**Exercise aim**
Copy out each line of the listing that has the word "wiem" in it.

# # # #

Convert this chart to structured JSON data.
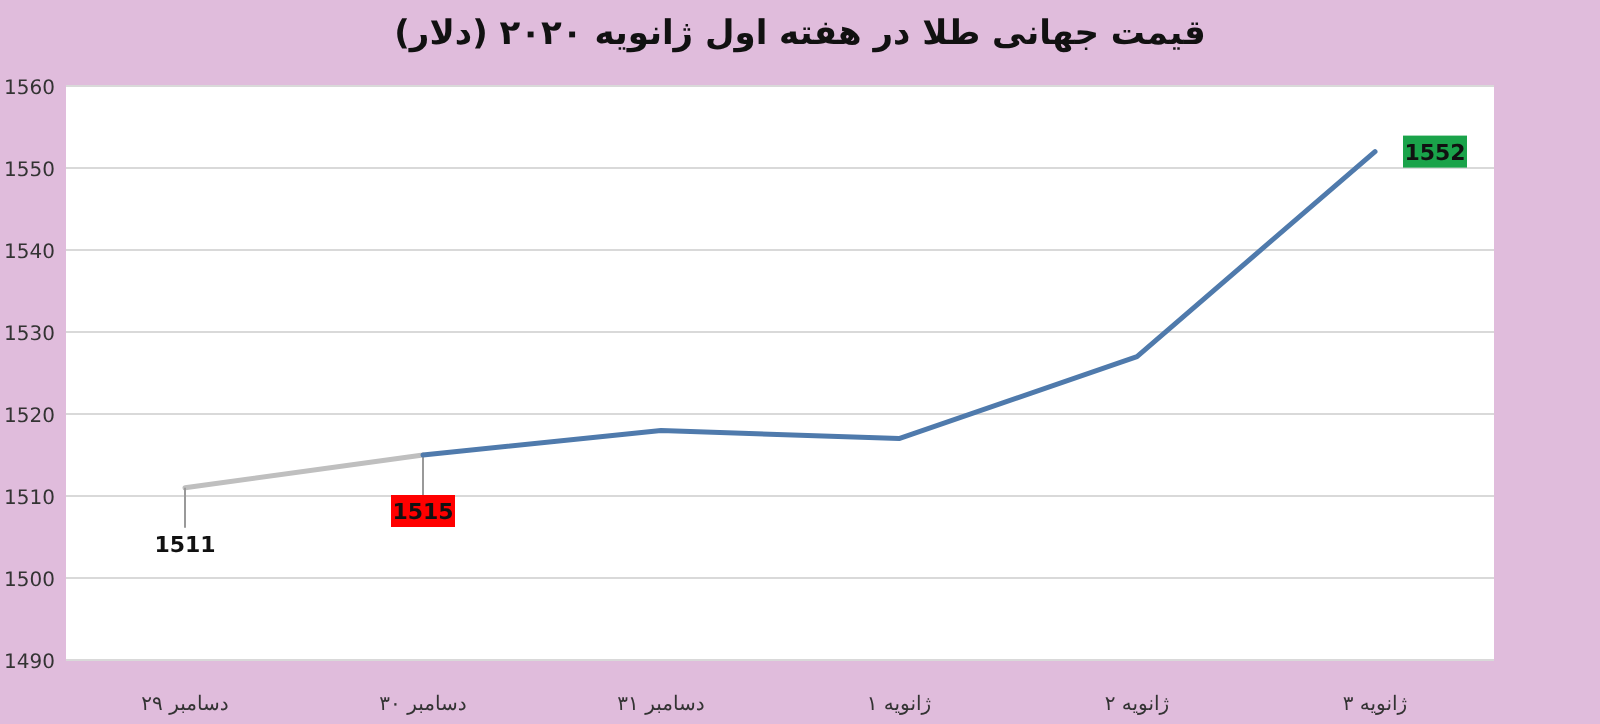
{
  "chart_data": {
    "type": "line",
    "title": "قیمت جهانی طلا در هفته اول ژانویه ۲۰۲۰ (دلار)",
    "categories": [
      "دسامبر ۲۹",
      "دسامبر ۳۰",
      "دسامبر ۳۱",
      "ژانویه ۱",
      "ژانویه ۲",
      "ژانویه ۳"
    ],
    "series": [
      {
        "color": "#bfbfbf",
        "values": [
          1511,
          1515,
          null,
          null,
          null,
          null
        ],
        "value_labels": [
          "1511",
          "1515",
          null,
          null,
          null,
          null
        ]
      },
      {
        "color": "#4f7aac",
        "values": [
          null,
          1515,
          1518,
          1517,
          1527,
          1552
        ],
        "value_labels": [
          null,
          null,
          null,
          null,
          null,
          "1552"
        ]
      }
    ],
    "ylim": [
      1490,
      1560
    ],
    "yticks": [
      1490,
      1500,
      1510,
      1520,
      1530,
      1540,
      1550,
      1560
    ],
    "grid": "y",
    "marker": "none",
    "line_style": "solid"
  }
}
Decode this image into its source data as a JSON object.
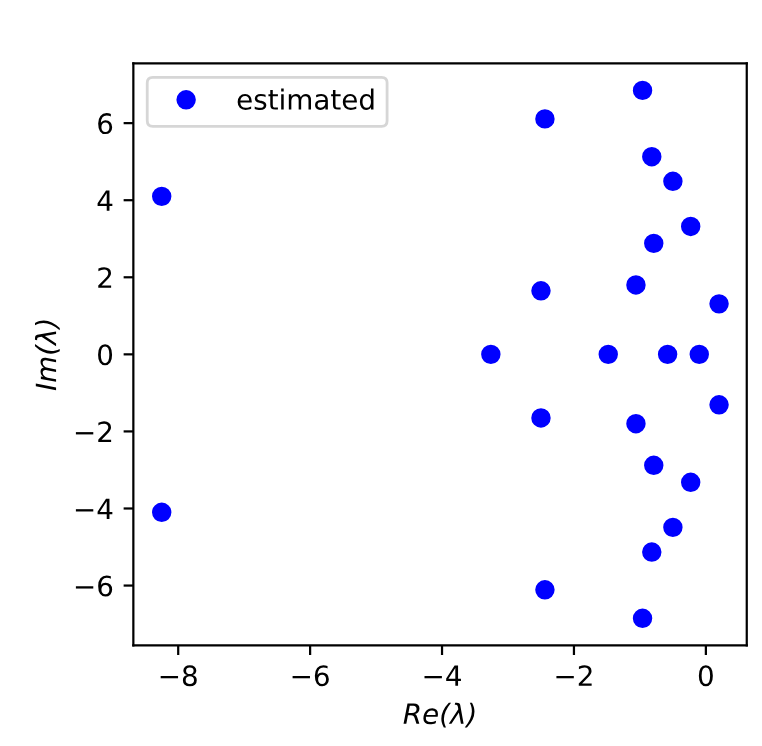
{
  "chart_data": {
    "type": "scatter",
    "xlabel": "Re(λ)",
    "ylabel": "Im(λ)",
    "series": [
      {
        "name": "estimated",
        "color": "#0000ff",
        "marker": "circle",
        "x": [
          -8.25,
          -8.25,
          -3.26,
          -2.44,
          -2.44,
          -2.5,
          -2.5,
          -1.48,
          -1.06,
          -1.06,
          -0.96,
          -0.96,
          -0.82,
          -0.82,
          -0.79,
          -0.79,
          -0.58,
          -0.5,
          -0.5,
          -0.23,
          -0.23,
          -0.1,
          0.2,
          0.2
        ],
        "values": [
          4.1,
          -4.1,
          0,
          6.11,
          -6.11,
          1.65,
          -1.65,
          0,
          1.8,
          -1.8,
          6.85,
          -6.85,
          5.13,
          -5.13,
          2.88,
          -2.88,
          0,
          4.49,
          -4.49,
          3.32,
          -3.32,
          0,
          1.31,
          -1.31
        ]
      }
    ],
    "xlim": [
      -8.68,
      0.62
    ],
    "ylim": [
      -7.55,
      7.55
    ],
    "xticks": [
      {
        "value": -8,
        "label": "−8"
      },
      {
        "value": -6,
        "label": "−6"
      },
      {
        "value": -4,
        "label": "−4"
      },
      {
        "value": -2,
        "label": "−2"
      },
      0
    ],
    "yticks": [
      {
        "value": -6,
        "label": "−6"
      },
      {
        "value": -4,
        "label": "−4"
      },
      {
        "value": -2,
        "label": "−2"
      },
      0,
      2,
      4,
      6
    ],
    "legend": "top left",
    "grid": false
  }
}
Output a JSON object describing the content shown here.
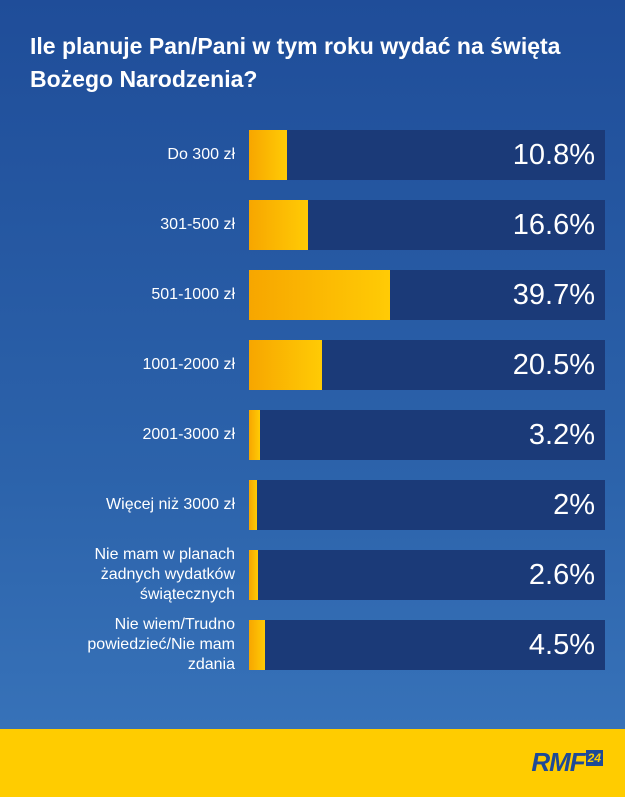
{
  "chart_data": {
    "type": "bar",
    "orientation": "horizontal",
    "title": "Ile planuje Pan/Pani w tym roku wydać na święta Bożego Narodzenia?",
    "categories": [
      "Do 300 zł",
      "301-500 zł",
      "501-1000 zł",
      "1001-2000 zł",
      "2001-3000 zł",
      "Więcej niż 3000 zł",
      "Nie mam w planach żadnych wydatków świątecznych",
      "Nie wiem/Trudno powiedzieć/Nie mam zdania"
    ],
    "values": [
      10.8,
      16.6,
      39.7,
      20.5,
      3.2,
      2,
      2.6,
      4.5
    ],
    "value_labels": [
      "10.8%",
      "16.6%",
      "39.7%",
      "20.5%",
      "3.2%",
      "2%",
      "2.6%",
      "4.5%"
    ],
    "xlim": [
      0,
      100
    ],
    "unit": "%",
    "grid": false,
    "colors": {
      "fill": "#ffcb05",
      "fill_start": "#f7a600",
      "track": "#1b3a78",
      "background": "#2558a3"
    }
  },
  "label_lines": [
    [
      "Do 300 zł"
    ],
    [
      "301-500 zł"
    ],
    [
      "501-1000 zł"
    ],
    [
      "1001-2000 zł"
    ],
    [
      "2001-3000 zł"
    ],
    [
      "Więcej niż 3000 zł"
    ],
    [
      "Nie mam w planach",
      "żadnych wydatków",
      "świątecznych"
    ],
    [
      "Nie wiem/Trudno",
      "powiedzieć/Nie mam",
      "zdania"
    ]
  ],
  "footer": {
    "logo_text": "RMF",
    "logo_badge": "24",
    "background": "#ffcc00"
  }
}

# # # #

**Solution for this task**
      "Nie wiem/Trudno powiedzieć/Nie mam zdania"
      "Nie wiem/Trudno",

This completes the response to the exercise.